# Job
Please give the data below again in full, exactly as it stands.

# Material supplied
-- Start --

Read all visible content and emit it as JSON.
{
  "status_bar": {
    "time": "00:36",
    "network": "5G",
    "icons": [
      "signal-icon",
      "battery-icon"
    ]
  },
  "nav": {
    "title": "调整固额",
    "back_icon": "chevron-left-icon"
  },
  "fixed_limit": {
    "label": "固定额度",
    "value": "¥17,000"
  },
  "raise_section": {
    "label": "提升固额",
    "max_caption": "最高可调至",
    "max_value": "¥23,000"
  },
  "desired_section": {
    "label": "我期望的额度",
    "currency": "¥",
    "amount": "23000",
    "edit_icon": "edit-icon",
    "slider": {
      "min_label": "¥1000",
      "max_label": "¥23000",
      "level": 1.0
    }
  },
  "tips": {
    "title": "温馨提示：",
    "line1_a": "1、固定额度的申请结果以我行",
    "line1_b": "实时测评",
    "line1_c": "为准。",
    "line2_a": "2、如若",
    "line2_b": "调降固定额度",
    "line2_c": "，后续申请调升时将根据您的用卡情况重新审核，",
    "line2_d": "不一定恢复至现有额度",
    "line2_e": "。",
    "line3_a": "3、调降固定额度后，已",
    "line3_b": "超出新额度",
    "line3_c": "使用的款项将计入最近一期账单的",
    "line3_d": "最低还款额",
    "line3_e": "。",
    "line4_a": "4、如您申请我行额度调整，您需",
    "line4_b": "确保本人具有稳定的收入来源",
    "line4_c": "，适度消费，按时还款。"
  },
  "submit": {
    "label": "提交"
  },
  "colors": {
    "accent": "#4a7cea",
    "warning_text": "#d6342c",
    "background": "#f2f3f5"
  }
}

-- End --

# Worked answer
Read all visible content and emit it as JSON.
{
  "status_bar": {
    "time": "00:36",
    "network": "5G",
    "icons": [
      "signal-icon",
      "battery-icon"
    ]
  },
  "nav": {
    "title": "调整固额",
    "back_icon": "chevron-left-icon"
  },
  "fixed_limit": {
    "label": "固定额度",
    "value": "¥17,000"
  },
  "raise_section": {
    "label": "提升固额",
    "max_caption": "最高可调至",
    "max_value": "¥23,000"
  },
  "desired_section": {
    "label": "我期望的额度",
    "currency": "¥",
    "amount": "23000",
    "edit_icon": "edit-icon",
    "slider": {
      "min_label": "¥1000",
      "max_label": "¥23000",
      "level": 1.0
    }
  },
  "tips": {
    "title": "温馨提示：",
    "line1_a": "1、固定额度的申请结果以我行",
    "line1_b": "实时测评",
    "line1_c": "为准。",
    "line2_a": "2、如若",
    "line2_b": "调降固定额度",
    "line2_c": "，后续申请调升时将根据您的用卡情况重新审核，",
    "line2_d": "不一定恢复至现有额度",
    "line2_e": "。",
    "line3_a": "3、调降固定额度后，已",
    "line3_b": "超出新额度",
    "line3_c": "使用的款项将计入最近一期账单的",
    "line3_d": "最低还款额",
    "line3_e": "。",
    "line4_a": "4、如您申请我行额度调整，您需",
    "line4_b": "确保本人具有稳定的收入来源",
    "line4_c": "，适度消费，按时还款。"
  },
  "submit": {
    "label": "提交"
  },
  "colors": {
    "accent": "#4a7cea",
    "warning_text": "#d6342c",
    "background": "#f2f3f5"
  }
}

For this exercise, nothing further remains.